REQUIRED WORK: Review the lines that follow and copy each one that contains the word "content".

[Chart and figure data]
--------------------------------
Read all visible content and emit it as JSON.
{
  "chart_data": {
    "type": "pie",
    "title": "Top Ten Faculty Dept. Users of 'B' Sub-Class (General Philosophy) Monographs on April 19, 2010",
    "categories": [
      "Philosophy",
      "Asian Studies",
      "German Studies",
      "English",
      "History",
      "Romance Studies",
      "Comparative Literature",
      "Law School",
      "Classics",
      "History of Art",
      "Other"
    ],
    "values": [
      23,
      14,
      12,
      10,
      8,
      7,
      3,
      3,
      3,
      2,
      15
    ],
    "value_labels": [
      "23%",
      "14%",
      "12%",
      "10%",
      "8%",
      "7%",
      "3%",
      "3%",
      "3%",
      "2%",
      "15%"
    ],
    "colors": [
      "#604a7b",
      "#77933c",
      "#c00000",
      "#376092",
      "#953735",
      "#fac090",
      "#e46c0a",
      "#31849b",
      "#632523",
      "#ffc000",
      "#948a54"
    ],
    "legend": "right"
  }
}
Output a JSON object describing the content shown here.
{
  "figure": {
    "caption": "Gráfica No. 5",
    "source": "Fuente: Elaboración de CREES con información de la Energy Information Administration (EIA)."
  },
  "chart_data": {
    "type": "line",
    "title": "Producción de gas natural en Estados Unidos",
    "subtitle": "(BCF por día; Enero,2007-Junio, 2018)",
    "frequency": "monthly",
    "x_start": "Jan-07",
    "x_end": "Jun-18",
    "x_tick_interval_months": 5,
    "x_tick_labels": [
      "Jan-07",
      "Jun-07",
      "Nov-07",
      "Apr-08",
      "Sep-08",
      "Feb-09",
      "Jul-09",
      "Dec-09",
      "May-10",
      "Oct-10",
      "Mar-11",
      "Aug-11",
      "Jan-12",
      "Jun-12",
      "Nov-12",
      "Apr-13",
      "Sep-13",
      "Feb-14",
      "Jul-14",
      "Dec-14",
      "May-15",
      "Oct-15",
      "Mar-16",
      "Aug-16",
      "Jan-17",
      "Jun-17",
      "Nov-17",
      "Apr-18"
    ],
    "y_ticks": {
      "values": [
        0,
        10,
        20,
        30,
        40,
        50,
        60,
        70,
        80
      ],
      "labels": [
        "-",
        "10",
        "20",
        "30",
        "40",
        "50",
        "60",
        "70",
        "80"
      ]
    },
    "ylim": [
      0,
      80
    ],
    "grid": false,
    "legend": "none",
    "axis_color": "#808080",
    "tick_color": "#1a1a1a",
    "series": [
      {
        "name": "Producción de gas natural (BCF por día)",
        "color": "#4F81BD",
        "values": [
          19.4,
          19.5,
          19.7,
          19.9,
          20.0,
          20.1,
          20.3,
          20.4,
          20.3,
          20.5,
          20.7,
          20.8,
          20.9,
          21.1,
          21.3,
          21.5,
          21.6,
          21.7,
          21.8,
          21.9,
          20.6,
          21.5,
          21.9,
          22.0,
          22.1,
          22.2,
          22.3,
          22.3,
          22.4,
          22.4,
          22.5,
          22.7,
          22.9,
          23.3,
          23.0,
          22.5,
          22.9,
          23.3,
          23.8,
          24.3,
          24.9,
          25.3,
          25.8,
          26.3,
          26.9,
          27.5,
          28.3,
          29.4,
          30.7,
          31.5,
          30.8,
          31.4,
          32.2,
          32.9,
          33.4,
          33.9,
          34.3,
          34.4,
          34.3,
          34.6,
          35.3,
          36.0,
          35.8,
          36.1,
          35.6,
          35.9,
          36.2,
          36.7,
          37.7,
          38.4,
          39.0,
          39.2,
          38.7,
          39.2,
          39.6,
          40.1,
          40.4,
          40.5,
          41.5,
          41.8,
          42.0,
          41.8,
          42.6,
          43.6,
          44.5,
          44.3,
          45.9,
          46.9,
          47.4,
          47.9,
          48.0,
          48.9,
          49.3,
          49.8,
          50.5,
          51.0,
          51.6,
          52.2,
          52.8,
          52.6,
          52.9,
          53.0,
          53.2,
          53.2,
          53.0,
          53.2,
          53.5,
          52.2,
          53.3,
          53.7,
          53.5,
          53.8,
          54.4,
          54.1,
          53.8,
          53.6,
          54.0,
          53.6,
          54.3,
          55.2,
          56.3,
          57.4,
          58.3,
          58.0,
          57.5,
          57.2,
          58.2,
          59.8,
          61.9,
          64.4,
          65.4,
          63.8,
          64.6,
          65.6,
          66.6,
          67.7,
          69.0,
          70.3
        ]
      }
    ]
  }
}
--------------------------------
PROBLEM SOLUTION:
Read all visible content and emit it as JSON.
Output a JSON object describing the content shown here.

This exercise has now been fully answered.